begin Dataset records

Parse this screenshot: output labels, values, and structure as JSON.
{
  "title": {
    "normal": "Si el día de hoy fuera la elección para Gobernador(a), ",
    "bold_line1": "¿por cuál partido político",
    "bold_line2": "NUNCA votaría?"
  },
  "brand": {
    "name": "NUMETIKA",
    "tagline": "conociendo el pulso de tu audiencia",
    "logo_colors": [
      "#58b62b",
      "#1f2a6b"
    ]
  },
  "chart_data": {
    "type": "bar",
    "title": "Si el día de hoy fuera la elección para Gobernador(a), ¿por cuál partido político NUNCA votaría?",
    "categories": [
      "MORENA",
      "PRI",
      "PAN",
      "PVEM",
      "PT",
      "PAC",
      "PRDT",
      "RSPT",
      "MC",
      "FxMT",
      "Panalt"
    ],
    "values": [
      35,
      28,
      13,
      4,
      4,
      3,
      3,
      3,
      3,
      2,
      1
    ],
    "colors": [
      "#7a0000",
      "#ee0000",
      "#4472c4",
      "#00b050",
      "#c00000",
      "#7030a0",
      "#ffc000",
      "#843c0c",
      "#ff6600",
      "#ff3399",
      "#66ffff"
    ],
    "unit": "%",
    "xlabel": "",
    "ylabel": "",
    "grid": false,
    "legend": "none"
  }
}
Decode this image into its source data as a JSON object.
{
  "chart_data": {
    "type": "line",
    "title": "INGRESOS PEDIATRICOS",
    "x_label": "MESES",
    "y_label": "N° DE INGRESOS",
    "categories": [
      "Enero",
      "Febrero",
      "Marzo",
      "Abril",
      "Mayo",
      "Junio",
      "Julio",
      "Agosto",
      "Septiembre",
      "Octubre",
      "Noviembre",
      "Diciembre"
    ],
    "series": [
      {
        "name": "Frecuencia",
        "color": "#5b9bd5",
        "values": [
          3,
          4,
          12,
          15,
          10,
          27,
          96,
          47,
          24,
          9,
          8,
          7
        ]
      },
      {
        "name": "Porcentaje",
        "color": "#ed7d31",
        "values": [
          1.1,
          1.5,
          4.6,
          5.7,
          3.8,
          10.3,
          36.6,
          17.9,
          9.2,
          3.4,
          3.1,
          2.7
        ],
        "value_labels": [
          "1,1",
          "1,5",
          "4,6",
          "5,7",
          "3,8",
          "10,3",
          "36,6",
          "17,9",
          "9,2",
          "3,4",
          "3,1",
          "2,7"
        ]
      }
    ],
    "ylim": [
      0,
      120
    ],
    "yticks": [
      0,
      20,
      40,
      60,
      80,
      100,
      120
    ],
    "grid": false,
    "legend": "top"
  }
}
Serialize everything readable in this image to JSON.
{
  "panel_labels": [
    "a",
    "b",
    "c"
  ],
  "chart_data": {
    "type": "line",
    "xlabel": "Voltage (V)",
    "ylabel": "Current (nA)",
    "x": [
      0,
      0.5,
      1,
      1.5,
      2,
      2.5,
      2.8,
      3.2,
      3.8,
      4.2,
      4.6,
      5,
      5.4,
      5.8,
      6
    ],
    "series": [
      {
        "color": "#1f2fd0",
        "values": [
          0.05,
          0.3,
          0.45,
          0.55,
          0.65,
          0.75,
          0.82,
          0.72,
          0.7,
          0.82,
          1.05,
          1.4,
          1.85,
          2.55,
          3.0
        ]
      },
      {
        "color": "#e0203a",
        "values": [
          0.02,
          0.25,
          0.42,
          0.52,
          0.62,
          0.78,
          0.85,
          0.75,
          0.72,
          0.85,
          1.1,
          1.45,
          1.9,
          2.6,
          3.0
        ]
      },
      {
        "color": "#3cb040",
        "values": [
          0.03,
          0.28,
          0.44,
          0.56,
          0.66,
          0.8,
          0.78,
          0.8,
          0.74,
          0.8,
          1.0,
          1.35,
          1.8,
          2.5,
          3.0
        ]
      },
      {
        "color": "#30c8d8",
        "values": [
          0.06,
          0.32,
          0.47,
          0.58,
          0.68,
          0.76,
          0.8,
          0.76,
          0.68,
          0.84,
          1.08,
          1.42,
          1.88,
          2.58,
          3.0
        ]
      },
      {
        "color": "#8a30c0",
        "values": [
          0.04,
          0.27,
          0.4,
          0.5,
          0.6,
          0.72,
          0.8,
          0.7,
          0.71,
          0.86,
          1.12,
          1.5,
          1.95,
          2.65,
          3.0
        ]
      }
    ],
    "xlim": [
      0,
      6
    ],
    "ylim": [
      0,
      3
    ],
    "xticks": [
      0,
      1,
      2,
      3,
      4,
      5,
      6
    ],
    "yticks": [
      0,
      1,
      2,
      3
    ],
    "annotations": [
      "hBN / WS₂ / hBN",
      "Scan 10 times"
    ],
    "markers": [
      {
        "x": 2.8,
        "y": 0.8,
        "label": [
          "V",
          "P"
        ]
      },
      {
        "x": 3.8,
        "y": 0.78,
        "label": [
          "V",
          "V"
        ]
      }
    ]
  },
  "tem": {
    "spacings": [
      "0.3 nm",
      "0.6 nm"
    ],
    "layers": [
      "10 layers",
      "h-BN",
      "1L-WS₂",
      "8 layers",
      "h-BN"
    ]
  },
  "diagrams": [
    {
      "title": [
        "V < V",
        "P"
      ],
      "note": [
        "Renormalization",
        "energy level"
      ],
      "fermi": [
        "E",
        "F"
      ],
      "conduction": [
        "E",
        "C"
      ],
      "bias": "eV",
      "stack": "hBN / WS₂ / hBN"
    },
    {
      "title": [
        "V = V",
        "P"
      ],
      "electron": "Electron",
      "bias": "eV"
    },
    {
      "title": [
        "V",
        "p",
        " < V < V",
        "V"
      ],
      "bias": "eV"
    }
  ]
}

end Dataset records
begin Dataset records

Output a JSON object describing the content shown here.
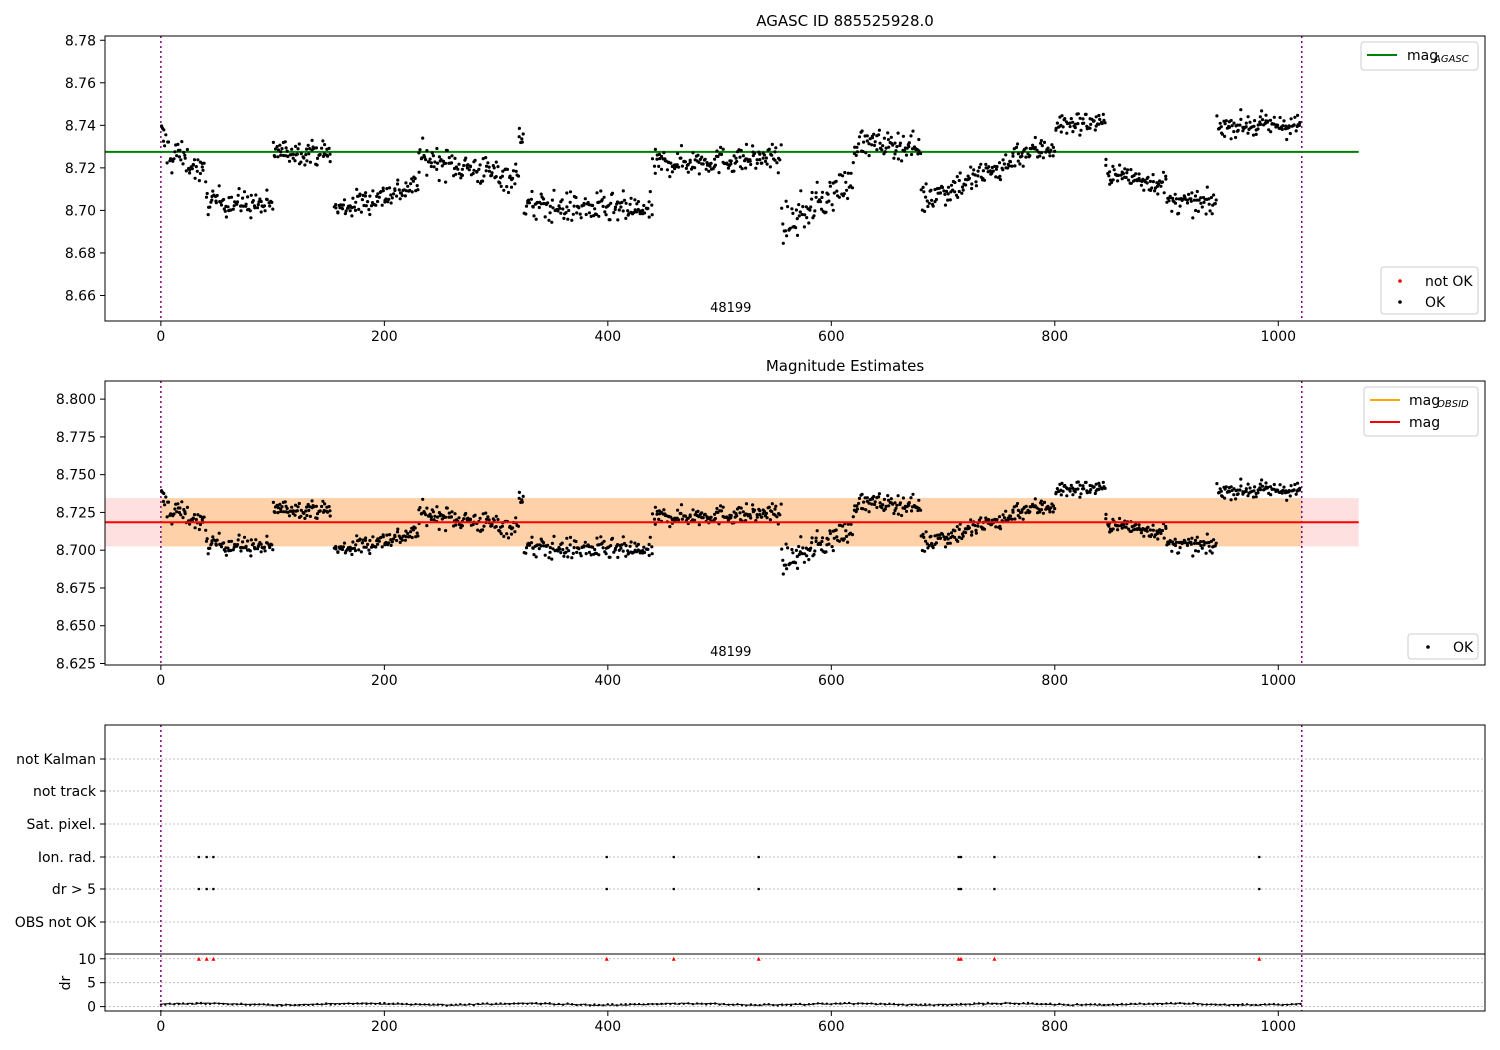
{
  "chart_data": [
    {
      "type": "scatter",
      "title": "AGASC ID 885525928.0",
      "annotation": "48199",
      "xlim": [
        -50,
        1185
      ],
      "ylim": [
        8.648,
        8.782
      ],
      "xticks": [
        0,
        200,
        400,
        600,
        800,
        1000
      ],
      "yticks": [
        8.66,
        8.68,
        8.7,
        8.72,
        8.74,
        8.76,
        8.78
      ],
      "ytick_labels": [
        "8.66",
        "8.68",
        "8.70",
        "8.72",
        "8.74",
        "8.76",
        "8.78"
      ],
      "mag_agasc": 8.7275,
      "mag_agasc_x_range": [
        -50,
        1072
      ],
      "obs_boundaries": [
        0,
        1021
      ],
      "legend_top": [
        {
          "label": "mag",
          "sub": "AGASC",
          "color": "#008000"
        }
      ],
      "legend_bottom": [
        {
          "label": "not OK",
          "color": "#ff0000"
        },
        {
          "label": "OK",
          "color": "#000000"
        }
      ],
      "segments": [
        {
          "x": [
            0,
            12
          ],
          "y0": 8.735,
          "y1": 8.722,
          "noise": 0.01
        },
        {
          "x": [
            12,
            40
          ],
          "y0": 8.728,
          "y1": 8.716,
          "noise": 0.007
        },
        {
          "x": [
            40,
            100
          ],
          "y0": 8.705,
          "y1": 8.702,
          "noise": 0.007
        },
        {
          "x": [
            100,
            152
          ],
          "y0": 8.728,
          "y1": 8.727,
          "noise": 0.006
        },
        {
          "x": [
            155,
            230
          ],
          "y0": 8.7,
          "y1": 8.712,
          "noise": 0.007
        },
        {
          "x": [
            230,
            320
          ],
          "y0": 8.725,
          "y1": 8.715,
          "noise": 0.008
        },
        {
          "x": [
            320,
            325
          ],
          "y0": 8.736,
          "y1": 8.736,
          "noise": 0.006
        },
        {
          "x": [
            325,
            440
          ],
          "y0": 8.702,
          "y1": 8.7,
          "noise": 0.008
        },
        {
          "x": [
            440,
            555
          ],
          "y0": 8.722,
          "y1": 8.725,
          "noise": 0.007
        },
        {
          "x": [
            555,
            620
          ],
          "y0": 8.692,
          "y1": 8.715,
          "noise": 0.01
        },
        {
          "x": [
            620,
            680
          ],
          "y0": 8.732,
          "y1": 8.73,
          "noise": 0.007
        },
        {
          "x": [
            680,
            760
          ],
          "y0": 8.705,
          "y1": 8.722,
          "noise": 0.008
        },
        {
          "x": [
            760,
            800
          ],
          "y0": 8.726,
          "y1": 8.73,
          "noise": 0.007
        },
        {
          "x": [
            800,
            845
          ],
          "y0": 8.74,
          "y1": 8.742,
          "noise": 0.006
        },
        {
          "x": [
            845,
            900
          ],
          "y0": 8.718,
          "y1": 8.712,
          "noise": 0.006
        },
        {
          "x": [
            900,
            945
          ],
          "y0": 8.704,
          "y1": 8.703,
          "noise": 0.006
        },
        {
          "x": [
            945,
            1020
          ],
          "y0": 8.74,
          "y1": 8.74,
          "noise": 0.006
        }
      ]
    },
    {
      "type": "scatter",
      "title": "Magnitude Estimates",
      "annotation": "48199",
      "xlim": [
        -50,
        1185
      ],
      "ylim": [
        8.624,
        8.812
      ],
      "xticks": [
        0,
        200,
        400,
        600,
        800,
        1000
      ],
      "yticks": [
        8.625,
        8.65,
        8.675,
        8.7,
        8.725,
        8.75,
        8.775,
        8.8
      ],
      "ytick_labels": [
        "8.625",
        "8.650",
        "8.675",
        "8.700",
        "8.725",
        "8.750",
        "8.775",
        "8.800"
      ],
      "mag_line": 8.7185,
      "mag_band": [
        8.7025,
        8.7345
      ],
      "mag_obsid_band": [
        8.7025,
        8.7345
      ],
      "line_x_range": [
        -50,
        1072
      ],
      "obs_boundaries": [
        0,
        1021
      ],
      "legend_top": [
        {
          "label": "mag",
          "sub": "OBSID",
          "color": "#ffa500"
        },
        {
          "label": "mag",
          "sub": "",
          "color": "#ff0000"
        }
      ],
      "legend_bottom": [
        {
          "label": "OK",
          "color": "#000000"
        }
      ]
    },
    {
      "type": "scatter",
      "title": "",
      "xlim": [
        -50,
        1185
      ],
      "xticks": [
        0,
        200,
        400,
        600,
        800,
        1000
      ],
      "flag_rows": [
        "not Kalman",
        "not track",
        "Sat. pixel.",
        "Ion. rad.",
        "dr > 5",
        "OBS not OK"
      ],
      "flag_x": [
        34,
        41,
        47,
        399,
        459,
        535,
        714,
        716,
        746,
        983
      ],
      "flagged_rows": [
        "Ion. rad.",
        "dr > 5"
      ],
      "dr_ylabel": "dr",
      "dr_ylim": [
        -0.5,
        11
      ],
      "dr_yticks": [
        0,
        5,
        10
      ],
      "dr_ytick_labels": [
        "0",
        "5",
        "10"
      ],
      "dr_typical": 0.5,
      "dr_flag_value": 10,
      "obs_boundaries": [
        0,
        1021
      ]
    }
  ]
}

end Dataset records

_Task to carry out_
Choose all lines containing the string "cuál" and copy them out.

_Complete output_
    "bold_line1": "¿por cuál partido político",
    "title": "Si el día de hoy fuera la elección para Gobernador(a), ¿por cuál partido político NUNCA votaría?",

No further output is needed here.